# START OF Dataset records

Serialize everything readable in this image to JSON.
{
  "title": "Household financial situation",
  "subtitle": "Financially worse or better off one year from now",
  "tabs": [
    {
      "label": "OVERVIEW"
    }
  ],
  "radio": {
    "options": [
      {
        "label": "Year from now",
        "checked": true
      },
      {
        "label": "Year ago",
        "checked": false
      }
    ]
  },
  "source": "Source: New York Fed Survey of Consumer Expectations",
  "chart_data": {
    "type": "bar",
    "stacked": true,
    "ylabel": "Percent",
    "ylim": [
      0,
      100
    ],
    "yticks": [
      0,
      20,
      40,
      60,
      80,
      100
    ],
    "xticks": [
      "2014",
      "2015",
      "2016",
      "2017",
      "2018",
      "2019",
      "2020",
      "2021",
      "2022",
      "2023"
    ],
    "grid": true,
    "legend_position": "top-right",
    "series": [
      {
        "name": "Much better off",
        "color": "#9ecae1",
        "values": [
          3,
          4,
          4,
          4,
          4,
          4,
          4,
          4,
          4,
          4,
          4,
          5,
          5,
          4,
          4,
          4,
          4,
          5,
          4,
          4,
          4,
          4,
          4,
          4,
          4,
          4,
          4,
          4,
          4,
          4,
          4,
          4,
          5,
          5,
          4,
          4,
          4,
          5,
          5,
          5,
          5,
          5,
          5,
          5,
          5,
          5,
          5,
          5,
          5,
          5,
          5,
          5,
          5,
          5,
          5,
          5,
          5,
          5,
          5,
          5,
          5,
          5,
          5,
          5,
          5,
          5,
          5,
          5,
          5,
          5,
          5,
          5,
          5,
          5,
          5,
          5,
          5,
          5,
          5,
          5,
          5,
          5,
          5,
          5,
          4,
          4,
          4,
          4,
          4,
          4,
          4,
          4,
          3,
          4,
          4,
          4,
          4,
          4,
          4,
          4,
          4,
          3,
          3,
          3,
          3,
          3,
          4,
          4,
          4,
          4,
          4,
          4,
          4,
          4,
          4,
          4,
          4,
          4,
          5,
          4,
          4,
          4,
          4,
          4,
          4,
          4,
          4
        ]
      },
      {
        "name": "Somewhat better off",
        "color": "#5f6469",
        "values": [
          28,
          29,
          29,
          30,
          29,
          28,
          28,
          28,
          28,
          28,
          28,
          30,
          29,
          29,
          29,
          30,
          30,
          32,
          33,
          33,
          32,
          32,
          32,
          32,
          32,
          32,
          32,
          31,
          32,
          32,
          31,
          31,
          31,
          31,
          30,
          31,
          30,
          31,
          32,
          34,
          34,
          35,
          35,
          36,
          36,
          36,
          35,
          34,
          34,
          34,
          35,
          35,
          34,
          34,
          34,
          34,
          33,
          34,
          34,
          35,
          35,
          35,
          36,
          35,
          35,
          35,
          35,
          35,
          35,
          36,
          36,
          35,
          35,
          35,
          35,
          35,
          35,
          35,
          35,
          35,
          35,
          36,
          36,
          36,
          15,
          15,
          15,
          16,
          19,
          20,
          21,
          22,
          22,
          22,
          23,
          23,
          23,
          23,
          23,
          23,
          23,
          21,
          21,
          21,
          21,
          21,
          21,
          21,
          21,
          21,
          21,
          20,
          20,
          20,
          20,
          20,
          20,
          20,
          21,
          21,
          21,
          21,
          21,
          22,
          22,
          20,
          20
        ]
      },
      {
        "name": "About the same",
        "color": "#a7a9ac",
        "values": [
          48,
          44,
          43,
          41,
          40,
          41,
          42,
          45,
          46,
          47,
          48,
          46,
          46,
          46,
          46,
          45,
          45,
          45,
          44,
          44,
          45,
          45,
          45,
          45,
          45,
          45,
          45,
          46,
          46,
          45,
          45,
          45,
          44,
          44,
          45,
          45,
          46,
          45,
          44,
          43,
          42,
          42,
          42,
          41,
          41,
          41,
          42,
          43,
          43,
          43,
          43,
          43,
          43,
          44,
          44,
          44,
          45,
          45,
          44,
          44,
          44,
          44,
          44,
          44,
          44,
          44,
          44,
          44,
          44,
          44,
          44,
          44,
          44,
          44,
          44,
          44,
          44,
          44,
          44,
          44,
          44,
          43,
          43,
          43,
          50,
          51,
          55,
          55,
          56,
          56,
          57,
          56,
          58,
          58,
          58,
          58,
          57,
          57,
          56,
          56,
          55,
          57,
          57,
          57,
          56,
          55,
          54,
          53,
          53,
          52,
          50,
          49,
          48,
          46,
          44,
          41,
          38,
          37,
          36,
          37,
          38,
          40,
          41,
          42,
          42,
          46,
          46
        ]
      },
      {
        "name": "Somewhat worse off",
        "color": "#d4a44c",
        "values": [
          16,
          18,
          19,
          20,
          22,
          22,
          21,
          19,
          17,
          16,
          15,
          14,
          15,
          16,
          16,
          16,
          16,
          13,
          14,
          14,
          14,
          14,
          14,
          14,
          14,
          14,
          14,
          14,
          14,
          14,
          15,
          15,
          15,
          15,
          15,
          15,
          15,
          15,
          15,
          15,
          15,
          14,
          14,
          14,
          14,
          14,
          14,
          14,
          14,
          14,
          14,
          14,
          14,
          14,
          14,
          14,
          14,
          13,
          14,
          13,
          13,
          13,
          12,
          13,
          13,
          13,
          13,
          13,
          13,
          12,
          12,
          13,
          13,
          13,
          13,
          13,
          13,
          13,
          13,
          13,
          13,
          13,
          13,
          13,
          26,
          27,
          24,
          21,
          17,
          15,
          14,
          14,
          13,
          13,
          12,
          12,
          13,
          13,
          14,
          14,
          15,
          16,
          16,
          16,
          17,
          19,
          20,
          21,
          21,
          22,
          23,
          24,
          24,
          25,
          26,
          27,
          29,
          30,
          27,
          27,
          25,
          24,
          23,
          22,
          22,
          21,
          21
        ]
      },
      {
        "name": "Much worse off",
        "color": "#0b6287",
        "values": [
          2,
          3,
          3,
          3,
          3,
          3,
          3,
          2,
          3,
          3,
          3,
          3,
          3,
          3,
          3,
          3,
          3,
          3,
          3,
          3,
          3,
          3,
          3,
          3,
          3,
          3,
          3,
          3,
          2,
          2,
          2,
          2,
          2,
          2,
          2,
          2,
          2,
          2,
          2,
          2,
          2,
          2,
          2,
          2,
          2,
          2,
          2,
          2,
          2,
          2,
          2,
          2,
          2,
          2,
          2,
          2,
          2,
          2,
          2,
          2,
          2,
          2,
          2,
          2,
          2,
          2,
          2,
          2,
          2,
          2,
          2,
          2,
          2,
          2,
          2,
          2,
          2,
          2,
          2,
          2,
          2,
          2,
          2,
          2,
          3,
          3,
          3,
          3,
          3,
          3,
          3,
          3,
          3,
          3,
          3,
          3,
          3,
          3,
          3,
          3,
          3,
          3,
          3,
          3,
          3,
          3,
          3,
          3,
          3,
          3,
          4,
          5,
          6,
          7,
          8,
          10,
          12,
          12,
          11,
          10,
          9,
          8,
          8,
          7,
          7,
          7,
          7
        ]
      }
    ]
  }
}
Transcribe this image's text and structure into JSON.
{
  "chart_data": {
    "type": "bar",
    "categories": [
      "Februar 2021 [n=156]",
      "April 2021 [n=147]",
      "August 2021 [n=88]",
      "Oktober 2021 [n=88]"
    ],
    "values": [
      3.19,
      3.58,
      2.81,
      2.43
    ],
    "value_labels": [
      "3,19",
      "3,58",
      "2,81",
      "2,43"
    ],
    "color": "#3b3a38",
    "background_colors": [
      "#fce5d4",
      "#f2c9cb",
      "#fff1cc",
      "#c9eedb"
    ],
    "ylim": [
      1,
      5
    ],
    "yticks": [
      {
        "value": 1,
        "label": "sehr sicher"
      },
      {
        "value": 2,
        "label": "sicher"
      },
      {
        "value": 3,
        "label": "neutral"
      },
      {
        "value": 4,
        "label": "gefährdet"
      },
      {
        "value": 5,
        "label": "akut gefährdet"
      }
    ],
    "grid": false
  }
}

# END OF Dataset records

| Written request |
Copy out all lines that carry the word "gefährdet".

| Result of this task |
        "label": "gefährdet"
        "label": "akut gefährdet"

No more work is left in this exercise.